__Work to be completed__. From the listing below, extract every line in which the word "chart" appears.

__Stored data entries__.

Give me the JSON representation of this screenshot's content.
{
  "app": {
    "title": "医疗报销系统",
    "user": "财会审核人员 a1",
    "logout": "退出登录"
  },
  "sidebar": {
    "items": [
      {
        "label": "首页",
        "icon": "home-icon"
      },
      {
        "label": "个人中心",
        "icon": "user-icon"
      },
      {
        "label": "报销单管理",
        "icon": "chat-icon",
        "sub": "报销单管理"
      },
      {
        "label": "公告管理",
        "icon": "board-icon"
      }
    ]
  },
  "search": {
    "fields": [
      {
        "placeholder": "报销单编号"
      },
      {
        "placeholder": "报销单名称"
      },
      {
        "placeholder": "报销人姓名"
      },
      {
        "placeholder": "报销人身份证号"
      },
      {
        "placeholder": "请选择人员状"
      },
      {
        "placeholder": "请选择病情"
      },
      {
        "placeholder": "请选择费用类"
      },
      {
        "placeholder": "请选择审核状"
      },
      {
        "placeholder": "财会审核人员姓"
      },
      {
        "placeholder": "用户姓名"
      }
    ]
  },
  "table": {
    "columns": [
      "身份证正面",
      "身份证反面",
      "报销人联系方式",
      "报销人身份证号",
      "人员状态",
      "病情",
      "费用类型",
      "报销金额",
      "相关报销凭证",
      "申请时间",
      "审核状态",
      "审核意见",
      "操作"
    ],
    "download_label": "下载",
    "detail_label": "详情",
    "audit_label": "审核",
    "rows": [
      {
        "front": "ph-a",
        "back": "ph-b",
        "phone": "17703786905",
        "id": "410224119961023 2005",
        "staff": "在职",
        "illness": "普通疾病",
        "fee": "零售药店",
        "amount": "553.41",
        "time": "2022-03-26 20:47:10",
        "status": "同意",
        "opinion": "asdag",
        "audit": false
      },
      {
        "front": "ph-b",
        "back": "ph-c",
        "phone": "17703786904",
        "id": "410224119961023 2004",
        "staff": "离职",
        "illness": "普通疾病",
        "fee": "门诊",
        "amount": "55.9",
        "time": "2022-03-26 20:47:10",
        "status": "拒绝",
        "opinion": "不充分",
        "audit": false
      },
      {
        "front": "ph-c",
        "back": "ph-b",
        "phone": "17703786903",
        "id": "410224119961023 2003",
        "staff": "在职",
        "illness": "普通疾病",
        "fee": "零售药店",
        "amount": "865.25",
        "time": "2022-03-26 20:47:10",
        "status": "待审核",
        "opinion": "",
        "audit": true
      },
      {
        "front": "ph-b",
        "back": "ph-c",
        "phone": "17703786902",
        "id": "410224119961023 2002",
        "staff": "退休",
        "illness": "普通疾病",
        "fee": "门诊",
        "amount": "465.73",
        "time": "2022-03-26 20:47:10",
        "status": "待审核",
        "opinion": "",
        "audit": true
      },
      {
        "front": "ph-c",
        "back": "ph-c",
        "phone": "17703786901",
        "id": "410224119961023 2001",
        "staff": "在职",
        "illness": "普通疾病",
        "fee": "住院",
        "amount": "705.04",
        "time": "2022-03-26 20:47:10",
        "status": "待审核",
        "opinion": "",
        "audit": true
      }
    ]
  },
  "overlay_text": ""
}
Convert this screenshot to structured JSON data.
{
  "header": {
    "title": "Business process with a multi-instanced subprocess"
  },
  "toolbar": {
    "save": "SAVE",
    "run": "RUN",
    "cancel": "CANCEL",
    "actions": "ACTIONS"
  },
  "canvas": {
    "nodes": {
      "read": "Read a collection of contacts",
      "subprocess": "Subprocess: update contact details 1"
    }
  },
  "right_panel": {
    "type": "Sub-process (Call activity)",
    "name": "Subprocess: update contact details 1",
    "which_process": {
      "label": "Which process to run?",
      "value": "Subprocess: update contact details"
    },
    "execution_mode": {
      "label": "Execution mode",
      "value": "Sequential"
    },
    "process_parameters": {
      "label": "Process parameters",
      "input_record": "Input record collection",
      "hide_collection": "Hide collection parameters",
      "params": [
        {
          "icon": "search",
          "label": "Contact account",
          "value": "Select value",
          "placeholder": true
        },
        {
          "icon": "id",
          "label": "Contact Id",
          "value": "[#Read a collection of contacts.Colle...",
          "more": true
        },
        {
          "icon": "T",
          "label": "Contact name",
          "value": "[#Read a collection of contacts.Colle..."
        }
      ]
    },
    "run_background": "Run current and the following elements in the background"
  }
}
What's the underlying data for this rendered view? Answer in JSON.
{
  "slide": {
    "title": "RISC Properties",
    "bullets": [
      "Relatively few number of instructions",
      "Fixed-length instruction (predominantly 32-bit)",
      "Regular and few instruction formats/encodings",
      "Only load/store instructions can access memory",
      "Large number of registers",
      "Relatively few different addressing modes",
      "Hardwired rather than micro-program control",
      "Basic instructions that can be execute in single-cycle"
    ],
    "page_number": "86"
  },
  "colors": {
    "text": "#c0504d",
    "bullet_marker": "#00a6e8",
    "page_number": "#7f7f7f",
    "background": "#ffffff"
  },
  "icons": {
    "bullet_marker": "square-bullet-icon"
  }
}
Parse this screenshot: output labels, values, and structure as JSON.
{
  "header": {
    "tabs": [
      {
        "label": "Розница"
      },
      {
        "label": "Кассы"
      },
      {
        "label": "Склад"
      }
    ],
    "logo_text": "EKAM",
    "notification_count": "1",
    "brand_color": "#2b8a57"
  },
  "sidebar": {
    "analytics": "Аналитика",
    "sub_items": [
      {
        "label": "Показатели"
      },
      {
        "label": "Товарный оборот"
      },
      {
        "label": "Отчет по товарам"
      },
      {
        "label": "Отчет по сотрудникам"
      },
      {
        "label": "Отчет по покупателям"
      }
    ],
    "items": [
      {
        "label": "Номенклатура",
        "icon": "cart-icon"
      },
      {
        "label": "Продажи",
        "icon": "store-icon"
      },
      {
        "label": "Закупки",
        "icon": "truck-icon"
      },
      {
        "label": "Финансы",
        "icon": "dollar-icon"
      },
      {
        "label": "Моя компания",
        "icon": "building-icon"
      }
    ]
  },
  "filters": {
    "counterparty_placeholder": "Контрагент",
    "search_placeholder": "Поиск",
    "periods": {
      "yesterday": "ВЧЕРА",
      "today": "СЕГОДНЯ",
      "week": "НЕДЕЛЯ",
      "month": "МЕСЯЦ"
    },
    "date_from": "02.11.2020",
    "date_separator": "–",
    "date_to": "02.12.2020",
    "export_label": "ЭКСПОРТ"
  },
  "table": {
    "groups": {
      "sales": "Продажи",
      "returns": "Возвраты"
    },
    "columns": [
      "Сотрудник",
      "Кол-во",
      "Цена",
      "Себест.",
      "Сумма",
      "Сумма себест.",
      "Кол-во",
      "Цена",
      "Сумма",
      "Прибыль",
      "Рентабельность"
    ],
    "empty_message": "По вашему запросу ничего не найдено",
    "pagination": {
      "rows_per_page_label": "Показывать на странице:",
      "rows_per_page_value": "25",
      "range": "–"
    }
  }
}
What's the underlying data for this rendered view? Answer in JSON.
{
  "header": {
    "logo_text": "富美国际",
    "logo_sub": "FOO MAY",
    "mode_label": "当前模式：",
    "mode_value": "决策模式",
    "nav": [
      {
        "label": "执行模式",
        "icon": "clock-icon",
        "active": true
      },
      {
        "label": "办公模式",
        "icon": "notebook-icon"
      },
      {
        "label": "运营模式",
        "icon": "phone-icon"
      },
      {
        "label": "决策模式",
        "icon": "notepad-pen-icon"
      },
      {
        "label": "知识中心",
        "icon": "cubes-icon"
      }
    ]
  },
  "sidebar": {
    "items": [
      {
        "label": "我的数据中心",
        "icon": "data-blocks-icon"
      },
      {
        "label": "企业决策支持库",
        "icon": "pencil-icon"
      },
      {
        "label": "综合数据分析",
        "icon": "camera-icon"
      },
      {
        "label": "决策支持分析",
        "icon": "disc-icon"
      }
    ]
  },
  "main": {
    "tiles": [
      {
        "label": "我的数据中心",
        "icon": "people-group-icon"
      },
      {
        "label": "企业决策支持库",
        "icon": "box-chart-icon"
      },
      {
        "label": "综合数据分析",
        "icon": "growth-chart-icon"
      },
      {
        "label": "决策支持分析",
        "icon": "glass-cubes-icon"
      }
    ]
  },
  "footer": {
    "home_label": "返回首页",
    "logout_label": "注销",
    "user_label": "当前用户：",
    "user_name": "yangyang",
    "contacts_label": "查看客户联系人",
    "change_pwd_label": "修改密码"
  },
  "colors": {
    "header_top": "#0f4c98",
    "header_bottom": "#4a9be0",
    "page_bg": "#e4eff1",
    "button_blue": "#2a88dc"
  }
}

__Task result__.
        "icon": "box-chart-icon"
        "icon": "growth-chart-icon"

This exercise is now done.